---------- Exercise material ----------

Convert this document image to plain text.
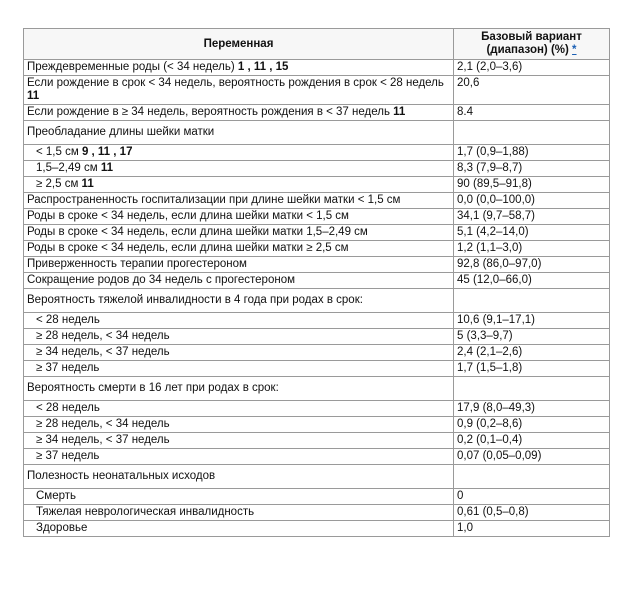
Переменная	Базовый вариант (диапазон) (%) *
Преждевременные роды (< 34 недель) 1 , 11 , 15	2,1 (2,0–3,6)
Если рождение в срок < 34 недель, вероятность рождения в срок < 28 недель 11	20,6
Если рождение в ≥ 34 недель, вероятность рождения в < 37 недель 11	8.4
Преобладание длины шейки матки	
< 1,5 см 9 , 11 , 17	1,7 (0,9–1,88)
1,5–2,49 см 11	8,3 (7,9–8,7)
≥ 2,5 см 11	90 (89,5–91,8)
Распространенность госпитализации при длине шейки матки < 1,5 см	0,0 (0,0–100,0)
Роды в сроке < 34 недель, если длина шейки матки < 1,5 см	34,1 (9,7–58,7)
Роды в сроке < 34 недель, если длина шейки матки 1,5–2,49 см	5,1 (4,2–14,0)
Роды в сроке < 34 недель, если длина шейки матки ≥ 2,5 см	1,2 (1,1–3,0)
Приверженность терапии прогестероном	92,8 (86,0–97,0)
Сокращение родов до 34 недель с прогестероном	45 (12,0–66,0)
Вероятность тяжелой инвалидности в 4 года при родах в срок:	
< 28 недель	10,6 (9,1–17,1)
≥ 28 недель, < 34 недель	5 (3,3–9,7)
≥ 34 недель, < 37 недель	2,4 (2,1–2,6)
≥ 37 недель	1,7 (1,5–1,8)
Вероятность смерти в 16 лет при родах в срок:	
< 28 недель	17,9 (8,0–49,3)
≥ 28 недель, < 34 недель	0,9 (0,2–8,6)
≥ 34 недель, < 37 недель	0,2 (0,1–0,4)
≥ 37 недель	0,07 (0,05–0,09)
Полезность неонатальных исходов	
Смерть	0
Тяжелая неврологическая инвалидность	0,61 (0,5–0,8)
Здоровье	1,0
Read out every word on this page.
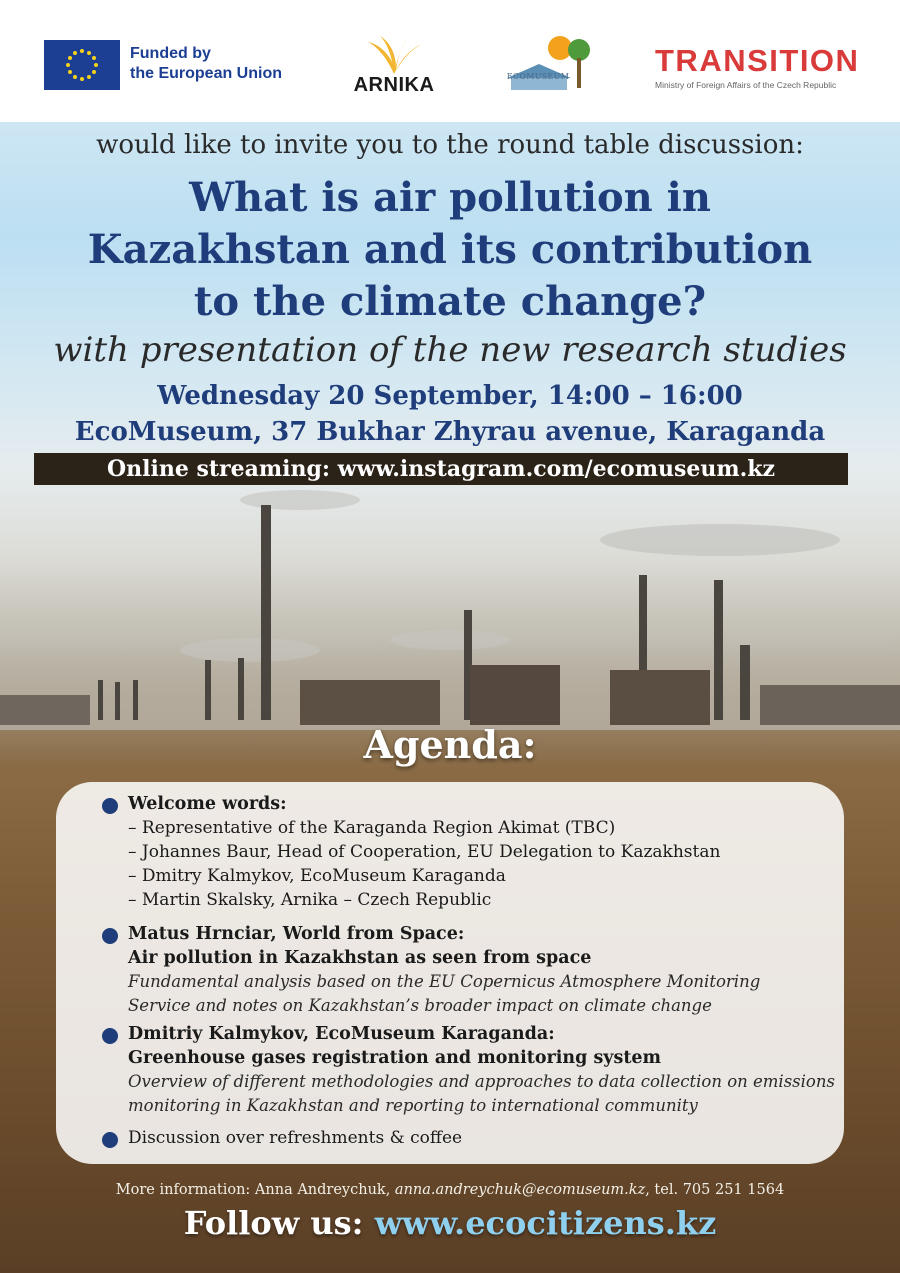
Funded by
the European Union
ARNIKA	ECOMUSEUM	TRANSITION
Ministry of Foreign Affairs of the Czech Republic
would like to invite you to the round table discussion:
What is air pollution in
Kazakhstan and its contribution
to the climate change?
with presentation of the new research studies
Wednesday 20 September, 14:00 – 16:00
EcoMuseum, 37 Bukhar Zhyrau avenue, Karaganda
Online streaming: www.instagram.com/ecomuseum.kz
Agenda:
Welcome words:
– Representative of the Karaganda Region Akimat (TBC)
– Johannes Baur, Head of Cooperation, EU Delegation to Kazakhstan
– Dmitry Kalmykov, EcoMuseum Karaganda
– Martin Skalsky, Arnika – Czech Republic
Matus Hrnciar, World from Space:
Air pollution in Kazakhstan as seen from space
Fundamental analysis based on the EU Copernicus Atmosphere Monitoring
Service and notes on Kazakhstan’s broader impact on climate change
Dmitriy Kalmykov, EcoMuseum Karaganda:
Greenhouse gases registration and monitoring system
Overview of different methodologies and approaches to data collection on emissions
monitoring in Kazakhstan and reporting to international community
Discussion over refreshments & coffee
More information: Anna Andreychuk, anna.andreychuk@ecomuseum.kz, tel. 705 251 1564
Follow us: www.ecocitizens.kz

----------

Your objective >>
Transcribe the records word for word and include no pictures.

Final answer >>
Convert this document image to plain text.
Переменная	Базовый вариант (диапазон) (%) *
Преждевременные роды (< 34 недель) 1 , 11 , 15	2,1 (2,0–3,6)
Если рождение в срок < 34 недель, вероятность рождения в срок < 28 недель 11	20,6
Если рождение в ≥ 34 недель, вероятность рождения в < 37 недель 11	8.4
Преобладание длины шейки матки	
< 1,5 см 9 , 11 , 17	1,7 (0,9–1,88)
1,5–2,49 см 11	8,3 (7,9–8,7)
≥ 2,5 см 11	90 (89,5–91,8)
Распространенность госпитализации при длине шейки матки < 1,5 см	0,0 (0,0–100,0)
Роды в сроке < 34 недель, если длина шейки матки < 1,5 см	34,1 (9,7–58,7)
Роды в сроке < 34 недель, если длина шейки матки 1,5–2,49 см	5,1 (4,2–14,0)
Роды в сроке < 34 недель, если длина шейки матки ≥ 2,5 см	1,2 (1,1–3,0)
Приверженность терапии прогестероном	92,8 (86,0–97,0)
Сокращение родов до 34 недель с прогестероном	45 (12,0–66,0)
Вероятность тяжелой инвалидности в 4 года при родах в срок:	
< 28 недель	10,6 (9,1–17,1)
≥ 28 недель, < 34 недель	5 (3,3–9,7)
≥ 34 недель, < 37 недель	2,4 (2,1–2,6)
≥ 37 недель	1,7 (1,5–1,8)
Вероятность смерти в 16 лет при родах в срок:	
< 28 недель	17,9 (8,0–49,3)
≥ 28 недель, < 34 недель	0,9 (0,2–8,6)
≥ 34 недель, < 37 недель	0,2 (0,1–0,4)
≥ 37 недель	0,07 (0,05–0,09)
Полезность неонатальных исходов	
Смерть	0
Тяжелая неврологическая инвалидность	0,61 (0,5–0,8)
Здоровье	1,0
Read out every word on this page.
Funded by
the European Union
ARNIKA	ECOMUSEUM	TRANSITION
Ministry of Foreign Affairs of the Czech Republic
would like to invite you to the round table discussion:
What is air pollution in
Kazakhstan and its contribution
to the climate change?
with presentation of the new research studies
Wednesday 20 September, 14:00 – 16:00
EcoMuseum, 37 Bukhar Zhyrau avenue, Karaganda
Online streaming: www.instagram.com/ecomuseum.kz
Agenda:
Welcome words:
– Representative of the Karaganda Region Akimat (TBC)
– Johannes Baur, Head of Cooperation, EU Delegation to Kazakhstan
– Dmitry Kalmykov, EcoMuseum Karaganda
– Martin Skalsky, Arnika – Czech Republic
Matus Hrnciar, World from Space:
Air pollution in Kazakhstan as seen from space
Fundamental analysis based on the EU Copernicus Atmosphere Monitoring
Service and notes on Kazakhstan’s broader impact on climate change
Dmitriy Kalmykov, EcoMuseum Karaganda:
Greenhouse gases registration and monitoring system
Overview of different methodologies and approaches to data collection on emissions
monitoring in Kazakhstan and reporting to international community
Discussion over refreshments & coffee
More information: Anna Andreychuk, anna.andreychuk@ecomuseum.kz, tel. 705 251 1564
Follow us: www.ecocitizens.kz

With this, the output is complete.